::: Data excerpts :::

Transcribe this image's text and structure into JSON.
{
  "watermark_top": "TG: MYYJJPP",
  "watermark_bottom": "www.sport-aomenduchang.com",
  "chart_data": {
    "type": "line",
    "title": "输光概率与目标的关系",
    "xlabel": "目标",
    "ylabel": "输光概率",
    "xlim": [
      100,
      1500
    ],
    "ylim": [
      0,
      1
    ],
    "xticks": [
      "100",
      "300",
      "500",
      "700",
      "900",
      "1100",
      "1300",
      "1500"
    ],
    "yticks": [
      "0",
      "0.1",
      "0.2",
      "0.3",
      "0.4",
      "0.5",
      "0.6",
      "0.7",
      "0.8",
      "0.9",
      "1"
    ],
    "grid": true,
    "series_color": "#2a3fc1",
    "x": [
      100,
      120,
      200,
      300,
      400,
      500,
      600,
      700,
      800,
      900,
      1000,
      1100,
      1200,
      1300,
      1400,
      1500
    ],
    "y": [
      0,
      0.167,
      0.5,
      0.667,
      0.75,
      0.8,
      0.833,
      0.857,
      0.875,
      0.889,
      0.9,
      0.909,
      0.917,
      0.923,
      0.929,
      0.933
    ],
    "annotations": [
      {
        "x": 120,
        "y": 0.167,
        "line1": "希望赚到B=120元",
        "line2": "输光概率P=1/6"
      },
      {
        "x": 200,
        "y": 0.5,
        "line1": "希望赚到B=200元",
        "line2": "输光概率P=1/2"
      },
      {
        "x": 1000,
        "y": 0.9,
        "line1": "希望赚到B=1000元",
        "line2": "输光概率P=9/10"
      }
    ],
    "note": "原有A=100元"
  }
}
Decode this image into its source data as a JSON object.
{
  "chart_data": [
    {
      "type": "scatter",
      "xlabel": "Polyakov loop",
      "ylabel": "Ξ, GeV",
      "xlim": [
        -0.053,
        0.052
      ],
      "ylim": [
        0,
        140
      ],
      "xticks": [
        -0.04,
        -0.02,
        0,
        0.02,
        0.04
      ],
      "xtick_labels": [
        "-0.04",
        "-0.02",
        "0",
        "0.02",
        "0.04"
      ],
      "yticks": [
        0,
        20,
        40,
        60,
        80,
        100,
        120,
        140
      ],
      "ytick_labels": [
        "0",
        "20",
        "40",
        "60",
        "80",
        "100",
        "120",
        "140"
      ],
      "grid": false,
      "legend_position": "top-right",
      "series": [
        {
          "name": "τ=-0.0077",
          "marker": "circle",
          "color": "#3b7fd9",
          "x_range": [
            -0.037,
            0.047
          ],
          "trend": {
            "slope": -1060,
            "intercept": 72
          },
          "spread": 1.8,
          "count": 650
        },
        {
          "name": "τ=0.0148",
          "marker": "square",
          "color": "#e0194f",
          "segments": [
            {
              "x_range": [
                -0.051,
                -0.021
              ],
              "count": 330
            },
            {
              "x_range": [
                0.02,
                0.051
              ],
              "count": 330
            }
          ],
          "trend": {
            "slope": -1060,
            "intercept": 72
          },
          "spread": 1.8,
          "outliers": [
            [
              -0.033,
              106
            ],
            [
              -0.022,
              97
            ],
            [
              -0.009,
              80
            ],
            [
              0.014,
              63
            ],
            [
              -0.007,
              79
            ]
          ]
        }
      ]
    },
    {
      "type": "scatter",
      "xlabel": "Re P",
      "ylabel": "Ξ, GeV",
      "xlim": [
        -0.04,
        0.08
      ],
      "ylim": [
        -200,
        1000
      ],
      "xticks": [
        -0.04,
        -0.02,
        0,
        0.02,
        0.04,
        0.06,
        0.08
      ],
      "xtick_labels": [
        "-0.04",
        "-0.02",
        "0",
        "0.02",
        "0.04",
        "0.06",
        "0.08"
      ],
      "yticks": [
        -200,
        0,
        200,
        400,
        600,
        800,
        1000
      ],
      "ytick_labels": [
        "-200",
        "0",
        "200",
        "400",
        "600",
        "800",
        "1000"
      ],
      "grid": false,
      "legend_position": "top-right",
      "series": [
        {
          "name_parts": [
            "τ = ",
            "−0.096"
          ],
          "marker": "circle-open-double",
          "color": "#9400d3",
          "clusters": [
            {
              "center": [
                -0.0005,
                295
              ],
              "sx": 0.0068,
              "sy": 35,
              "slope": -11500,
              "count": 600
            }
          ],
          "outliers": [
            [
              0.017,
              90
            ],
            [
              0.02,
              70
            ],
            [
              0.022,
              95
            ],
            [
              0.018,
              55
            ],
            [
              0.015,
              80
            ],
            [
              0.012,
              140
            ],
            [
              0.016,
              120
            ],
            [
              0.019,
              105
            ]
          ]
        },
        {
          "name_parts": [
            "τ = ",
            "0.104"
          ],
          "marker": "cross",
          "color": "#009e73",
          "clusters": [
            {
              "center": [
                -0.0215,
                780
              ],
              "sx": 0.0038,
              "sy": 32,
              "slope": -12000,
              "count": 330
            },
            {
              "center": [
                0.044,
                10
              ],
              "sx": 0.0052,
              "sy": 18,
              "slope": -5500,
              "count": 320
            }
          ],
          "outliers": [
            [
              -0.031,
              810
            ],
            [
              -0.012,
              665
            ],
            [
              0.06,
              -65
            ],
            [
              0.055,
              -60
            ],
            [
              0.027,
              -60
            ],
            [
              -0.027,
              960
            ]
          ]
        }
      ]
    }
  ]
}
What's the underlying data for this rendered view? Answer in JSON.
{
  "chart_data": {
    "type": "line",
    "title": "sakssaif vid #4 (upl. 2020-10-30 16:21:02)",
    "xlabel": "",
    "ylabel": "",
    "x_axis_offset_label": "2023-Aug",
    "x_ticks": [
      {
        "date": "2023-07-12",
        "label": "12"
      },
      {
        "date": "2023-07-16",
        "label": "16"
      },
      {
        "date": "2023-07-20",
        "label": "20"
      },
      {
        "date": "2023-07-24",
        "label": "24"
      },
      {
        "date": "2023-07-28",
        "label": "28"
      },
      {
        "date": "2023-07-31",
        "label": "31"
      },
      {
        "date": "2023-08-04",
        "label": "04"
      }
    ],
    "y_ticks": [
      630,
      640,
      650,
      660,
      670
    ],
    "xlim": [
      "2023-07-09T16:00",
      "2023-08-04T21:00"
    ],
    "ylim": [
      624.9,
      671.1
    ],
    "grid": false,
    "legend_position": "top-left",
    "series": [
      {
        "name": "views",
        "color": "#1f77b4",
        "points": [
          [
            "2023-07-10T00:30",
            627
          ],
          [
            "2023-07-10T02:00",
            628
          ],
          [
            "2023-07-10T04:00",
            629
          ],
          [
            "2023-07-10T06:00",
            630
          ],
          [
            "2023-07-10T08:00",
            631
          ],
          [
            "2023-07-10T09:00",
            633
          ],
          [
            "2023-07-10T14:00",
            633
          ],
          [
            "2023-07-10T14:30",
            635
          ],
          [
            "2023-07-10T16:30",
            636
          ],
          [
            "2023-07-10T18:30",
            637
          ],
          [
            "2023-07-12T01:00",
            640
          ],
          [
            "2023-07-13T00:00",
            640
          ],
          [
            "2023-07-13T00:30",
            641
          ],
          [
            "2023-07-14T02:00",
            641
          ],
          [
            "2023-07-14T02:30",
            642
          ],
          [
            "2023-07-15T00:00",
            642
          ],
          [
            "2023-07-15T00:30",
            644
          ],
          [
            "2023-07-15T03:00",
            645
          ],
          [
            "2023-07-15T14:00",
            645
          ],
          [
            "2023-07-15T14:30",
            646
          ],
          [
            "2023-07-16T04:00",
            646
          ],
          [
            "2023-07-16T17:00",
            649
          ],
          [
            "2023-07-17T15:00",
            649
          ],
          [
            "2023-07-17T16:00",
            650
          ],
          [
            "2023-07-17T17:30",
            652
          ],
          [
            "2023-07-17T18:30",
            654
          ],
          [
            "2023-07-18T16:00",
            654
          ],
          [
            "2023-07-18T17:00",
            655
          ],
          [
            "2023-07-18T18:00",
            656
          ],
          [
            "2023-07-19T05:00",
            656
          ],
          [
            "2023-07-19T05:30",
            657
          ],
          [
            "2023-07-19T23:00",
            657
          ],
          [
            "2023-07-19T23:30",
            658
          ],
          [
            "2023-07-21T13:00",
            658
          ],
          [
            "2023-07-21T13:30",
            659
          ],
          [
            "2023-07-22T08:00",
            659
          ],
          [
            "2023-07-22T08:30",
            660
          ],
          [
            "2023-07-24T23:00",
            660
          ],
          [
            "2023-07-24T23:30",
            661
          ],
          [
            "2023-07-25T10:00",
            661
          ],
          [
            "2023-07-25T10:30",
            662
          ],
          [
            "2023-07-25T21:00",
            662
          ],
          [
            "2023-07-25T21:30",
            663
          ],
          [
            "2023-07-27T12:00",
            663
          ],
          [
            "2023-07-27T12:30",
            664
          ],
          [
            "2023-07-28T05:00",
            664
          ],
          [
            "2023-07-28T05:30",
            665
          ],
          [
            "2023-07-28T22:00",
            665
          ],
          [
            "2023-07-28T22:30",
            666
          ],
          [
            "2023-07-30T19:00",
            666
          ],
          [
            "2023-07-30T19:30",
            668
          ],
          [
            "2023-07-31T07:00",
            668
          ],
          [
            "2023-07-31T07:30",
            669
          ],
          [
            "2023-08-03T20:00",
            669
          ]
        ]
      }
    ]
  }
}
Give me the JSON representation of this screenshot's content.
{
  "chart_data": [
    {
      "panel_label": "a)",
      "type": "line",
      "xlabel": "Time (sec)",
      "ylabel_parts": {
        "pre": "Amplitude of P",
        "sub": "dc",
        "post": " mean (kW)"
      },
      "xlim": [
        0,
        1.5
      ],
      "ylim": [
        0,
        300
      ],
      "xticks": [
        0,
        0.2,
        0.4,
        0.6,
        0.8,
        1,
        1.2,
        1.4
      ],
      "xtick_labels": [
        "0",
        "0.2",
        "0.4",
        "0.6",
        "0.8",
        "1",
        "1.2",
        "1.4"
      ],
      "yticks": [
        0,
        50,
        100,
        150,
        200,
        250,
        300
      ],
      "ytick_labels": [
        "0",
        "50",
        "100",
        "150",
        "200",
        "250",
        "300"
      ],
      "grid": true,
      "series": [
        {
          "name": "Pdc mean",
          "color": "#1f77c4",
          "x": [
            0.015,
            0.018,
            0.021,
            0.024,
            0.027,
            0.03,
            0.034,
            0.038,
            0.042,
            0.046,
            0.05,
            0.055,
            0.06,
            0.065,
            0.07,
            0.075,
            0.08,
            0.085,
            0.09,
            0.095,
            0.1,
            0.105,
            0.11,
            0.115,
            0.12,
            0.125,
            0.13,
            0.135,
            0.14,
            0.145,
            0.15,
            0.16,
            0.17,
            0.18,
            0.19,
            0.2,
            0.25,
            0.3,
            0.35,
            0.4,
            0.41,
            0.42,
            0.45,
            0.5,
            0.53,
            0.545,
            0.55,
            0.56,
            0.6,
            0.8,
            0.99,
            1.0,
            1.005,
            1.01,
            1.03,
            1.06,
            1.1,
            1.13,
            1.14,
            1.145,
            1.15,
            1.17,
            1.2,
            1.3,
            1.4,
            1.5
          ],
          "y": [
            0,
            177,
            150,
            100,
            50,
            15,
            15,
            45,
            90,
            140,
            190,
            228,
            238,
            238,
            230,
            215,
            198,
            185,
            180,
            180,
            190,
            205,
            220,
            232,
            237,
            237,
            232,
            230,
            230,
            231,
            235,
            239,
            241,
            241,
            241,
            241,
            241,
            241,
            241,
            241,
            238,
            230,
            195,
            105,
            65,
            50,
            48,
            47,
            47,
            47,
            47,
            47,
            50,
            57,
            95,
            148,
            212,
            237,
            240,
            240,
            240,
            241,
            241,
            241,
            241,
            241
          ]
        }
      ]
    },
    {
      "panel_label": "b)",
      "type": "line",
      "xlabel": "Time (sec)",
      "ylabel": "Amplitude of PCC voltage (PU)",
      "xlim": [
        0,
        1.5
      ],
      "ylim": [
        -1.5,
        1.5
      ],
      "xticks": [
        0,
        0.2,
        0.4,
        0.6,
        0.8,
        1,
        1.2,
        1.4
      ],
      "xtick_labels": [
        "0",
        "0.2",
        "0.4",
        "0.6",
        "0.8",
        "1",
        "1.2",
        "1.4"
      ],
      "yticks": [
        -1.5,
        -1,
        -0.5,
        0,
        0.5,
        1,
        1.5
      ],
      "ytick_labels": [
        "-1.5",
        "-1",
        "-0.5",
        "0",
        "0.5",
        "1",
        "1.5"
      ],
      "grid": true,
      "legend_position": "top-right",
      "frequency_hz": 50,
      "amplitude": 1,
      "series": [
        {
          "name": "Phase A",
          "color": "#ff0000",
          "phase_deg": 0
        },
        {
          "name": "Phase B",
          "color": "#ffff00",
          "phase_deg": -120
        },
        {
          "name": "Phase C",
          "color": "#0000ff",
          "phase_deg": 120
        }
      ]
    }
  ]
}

:::

What is expected: Take every line from the records above that has the word "date" and copy it.

Solved problem:
        "date": "2023-07-12",
        "date": "2023-07-16",
        "date": "2023-07-20",
        "date": "2023-07-24",
        "date": "2023-07-28",
        "date": "2023-07-31",
        "date": "2023-08-04",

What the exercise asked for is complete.